| Trecho fornecido |

A primeira colocação ficou com Antonio Goulart (PMDB), com praticamente um quarto das urnas da Capela do Socorro e a segunda votação em toda a capital. Em 2000 teve 4,4% e em 2004 15,3%. O pemedebista atua no encaminhamento de demandas de uma série de entidades sociais da região. "Se tem feijoada estou na cozinha, se tem churrasco estou na churrasqueira, se tem reivindicação eu tô ajudando a colher assinatura a elaborar documento. São as entidades sociais que me ajudam a construir o mandato" diz ele.

A mais conhecida delas é a Sociedade Beneficente Equilíbrio de Interlagos (Sobei), presente há mais de 20 anos na região e cuja vice-presidente é mulher do vereador. Seu principal ramo de atuação é a administração de creches, atendendo cerca de 4.000 crianças. Antes da gestão Kassab, a entidade administrava duas, uma desde 1988 e outra desde 1999. Goulart, que integrou a base de Marta entre 2000 e 2004 passou a apoiar Kassab.

| Tarefas a realizar |
1: Responda com base no trecho sobre Antonio Goulart:
(a) Que percentual de votos Goulart obteve em 2004?
(b) Há quanto tempo a Sobei está presente na região?
(c) Cerca de quantas crianças são atendidas pelas creches da Sobei?
2: Resuma, por favor, o trecho sobre Antonio Goulart em duas frases.
3: Prossiga com o trecho sobre Antonio Goulart, começando logo após a última frase.
O material não tem relação nenhuma com o trecho sobre Antonio Goulart.

| Dados apresentados |

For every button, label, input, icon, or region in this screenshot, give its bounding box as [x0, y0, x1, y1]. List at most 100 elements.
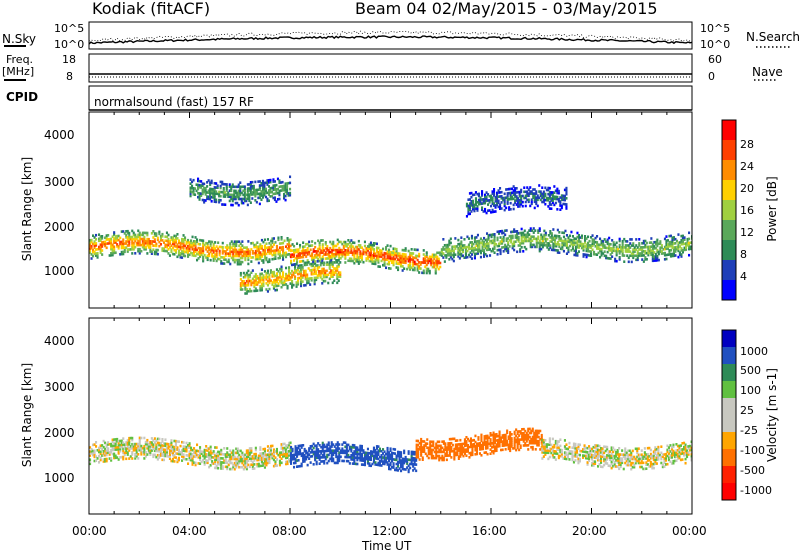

| Respostas por tarefa |
1:
(a) 15,3%.
(b) Há mais de 20 anos.
(c) Cerca de 4.000 crianças.

2: Antonio Goulart (PMDB) ficou em primeiro lugar na Capela do Socorro, com quase um quarto das urnas, e atua no encaminhamento de demandas de entidades sociais da região. A mais conhecida delas é a Sobei, que administra creches para cerca de 4.000 crianças e tem como vice-presidente a mulher do vereador.

3:
Na atual gestão, conseguiu que a Sobei administrasse mais quatro creches. "Todas as entidades que ajudo têm alto nível. Tenho relacionamento com várias. A Sobei é só mais uma e existe muito antes do Goulart ser vereador", afirma. Além da atuação com as entidades assistenciais, o vereador também capitalizou votos com uma ponte que melhorou o trânsito na região e que leva o nome de seu pai, Vittorino Goulart, e com a estação de trem em Grajaú. Ele sonha agora com a construção de avenidas marginais nas represas Billings e Guarapiranga.

A força de Goulart na região fez com que a coordenação de campanha de Kassab deslocasse seus correligionários para organizar o comitê do Democratas na região. "Em um primeiro momento, procuramos atuar com discrição. Existe uma animosidade e uma defesa do território muito grande pelos petistas aqui", afirma Vanderlei Taconi, responsável pelo comitê.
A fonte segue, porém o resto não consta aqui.